**** Data excerpts ****

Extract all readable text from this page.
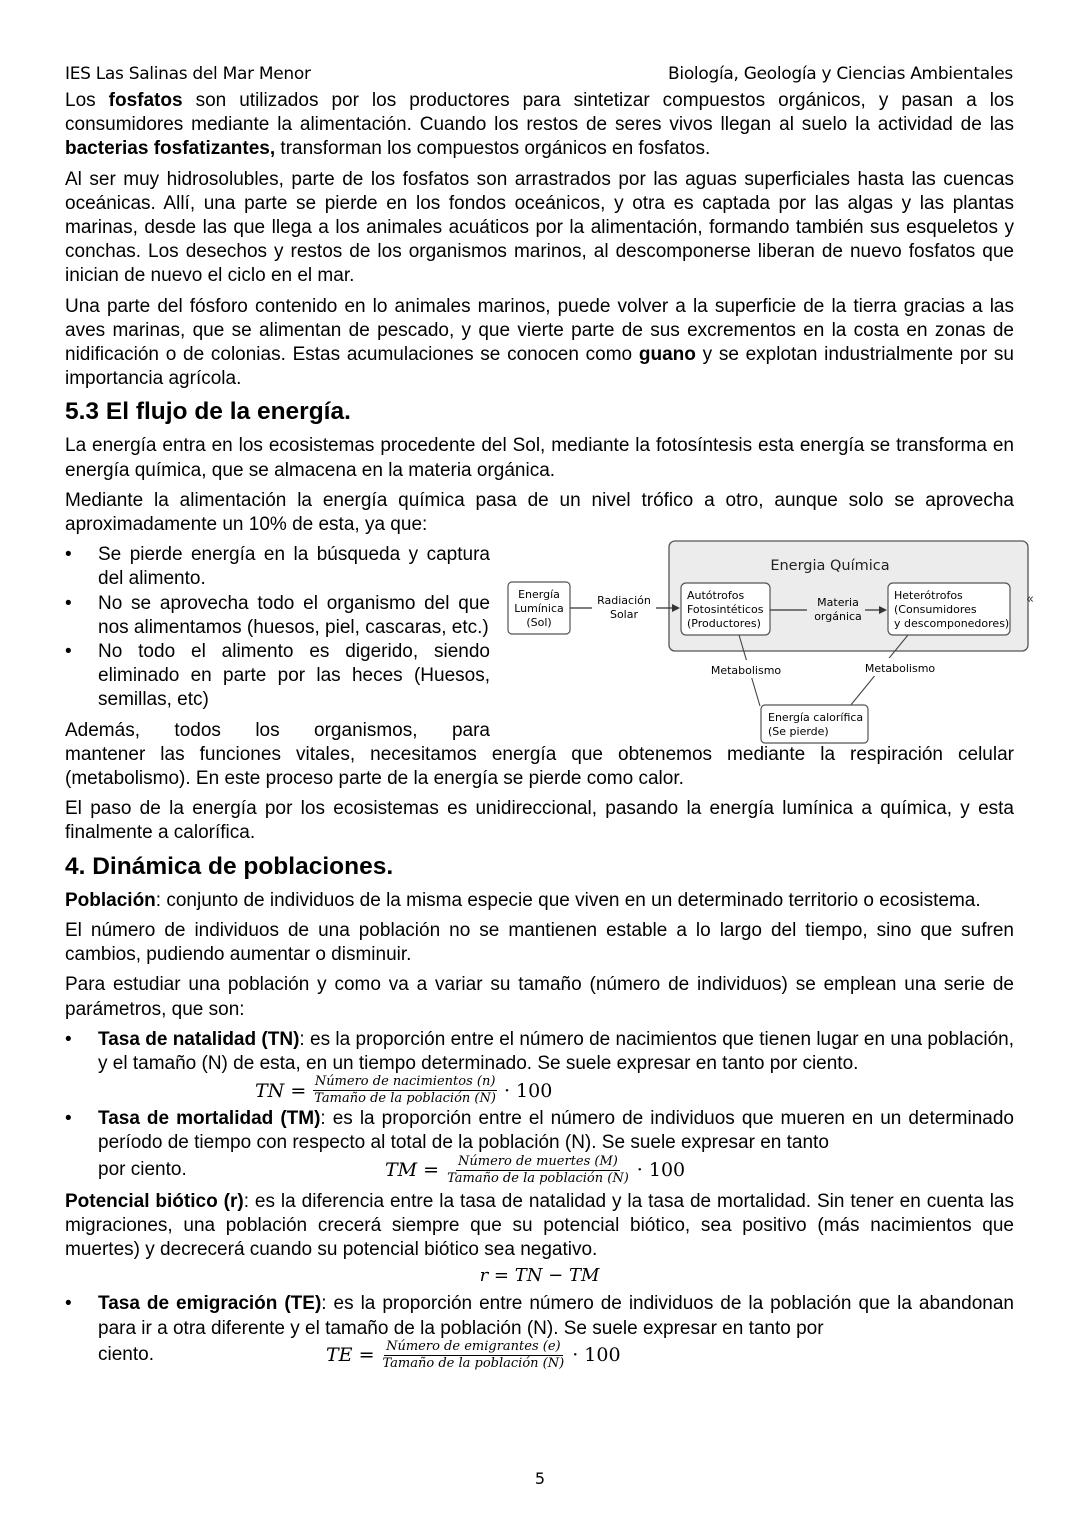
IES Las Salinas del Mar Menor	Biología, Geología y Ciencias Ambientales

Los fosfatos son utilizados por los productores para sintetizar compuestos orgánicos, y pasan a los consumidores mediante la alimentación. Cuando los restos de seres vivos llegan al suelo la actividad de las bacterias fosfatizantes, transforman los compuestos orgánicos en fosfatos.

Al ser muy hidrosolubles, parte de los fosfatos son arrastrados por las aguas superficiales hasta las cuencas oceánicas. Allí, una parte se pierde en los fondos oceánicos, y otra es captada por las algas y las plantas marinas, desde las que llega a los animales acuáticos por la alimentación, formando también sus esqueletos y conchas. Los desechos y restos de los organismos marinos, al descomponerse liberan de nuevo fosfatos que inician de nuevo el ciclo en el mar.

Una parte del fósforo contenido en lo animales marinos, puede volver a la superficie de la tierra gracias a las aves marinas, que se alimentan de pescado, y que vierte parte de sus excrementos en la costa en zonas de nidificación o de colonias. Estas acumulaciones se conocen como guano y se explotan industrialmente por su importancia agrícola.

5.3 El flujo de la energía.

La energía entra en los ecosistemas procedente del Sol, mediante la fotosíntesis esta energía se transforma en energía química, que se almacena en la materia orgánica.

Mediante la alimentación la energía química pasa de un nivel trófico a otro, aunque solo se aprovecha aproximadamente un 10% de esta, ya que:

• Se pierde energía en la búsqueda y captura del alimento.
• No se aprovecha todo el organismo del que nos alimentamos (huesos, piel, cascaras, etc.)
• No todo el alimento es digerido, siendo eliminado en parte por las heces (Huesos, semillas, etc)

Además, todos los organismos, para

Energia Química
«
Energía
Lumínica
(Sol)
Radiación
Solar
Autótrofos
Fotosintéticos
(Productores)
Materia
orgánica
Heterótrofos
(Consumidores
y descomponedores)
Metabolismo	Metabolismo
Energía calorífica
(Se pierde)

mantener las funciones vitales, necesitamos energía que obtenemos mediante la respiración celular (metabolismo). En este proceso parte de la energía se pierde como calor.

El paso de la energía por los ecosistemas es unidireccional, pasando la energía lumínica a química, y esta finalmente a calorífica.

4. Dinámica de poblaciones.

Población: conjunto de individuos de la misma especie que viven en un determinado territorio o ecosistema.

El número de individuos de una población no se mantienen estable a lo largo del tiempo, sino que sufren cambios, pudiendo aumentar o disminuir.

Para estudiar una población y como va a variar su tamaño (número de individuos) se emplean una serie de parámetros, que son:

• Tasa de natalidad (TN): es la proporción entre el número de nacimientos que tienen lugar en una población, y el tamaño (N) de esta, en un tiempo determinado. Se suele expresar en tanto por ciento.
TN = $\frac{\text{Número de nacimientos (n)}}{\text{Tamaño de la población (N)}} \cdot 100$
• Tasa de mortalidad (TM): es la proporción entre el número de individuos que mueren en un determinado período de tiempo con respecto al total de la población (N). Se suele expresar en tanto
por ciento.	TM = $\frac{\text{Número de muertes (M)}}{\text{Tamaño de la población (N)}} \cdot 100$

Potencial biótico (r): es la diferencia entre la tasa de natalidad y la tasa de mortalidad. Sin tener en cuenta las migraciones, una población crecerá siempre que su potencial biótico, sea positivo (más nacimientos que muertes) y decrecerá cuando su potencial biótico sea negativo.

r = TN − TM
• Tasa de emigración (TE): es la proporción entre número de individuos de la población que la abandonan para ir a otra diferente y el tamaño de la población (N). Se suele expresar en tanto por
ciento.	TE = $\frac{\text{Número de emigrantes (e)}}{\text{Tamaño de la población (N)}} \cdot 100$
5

****

» Task goal:
For every line of the records that has the word "marinas" in it, make a copy.

» Output below:
Al ser muy hidrosolubles, parte de los fosfatos son arrastrados por las aguas superficiales hasta las cuencas oceánicas. Allí, una parte se pierde en los fondos oceánicos, y otra es captada por las algas y las plantas marinas, desde las que llega a los animales acuáticos por la alimentación, formando también sus esqueletos y conchas. Los desechos y restos de los organismos marinos, al descomponerse liberan de nuevo fosfatos que inician de nuevo el ciclo en el mar.
Una parte del fósforo contenido en lo animales marinos, puede volver a la superficie de la tierra gracias a las aves marinas, que se alimentan de pescado, y que vierte parte de sus excrementos en la costa en zonas de nidificación o de colonias. Estas acumulaciones se conocen como guano y se explotan industrialmente por su importancia agrícola.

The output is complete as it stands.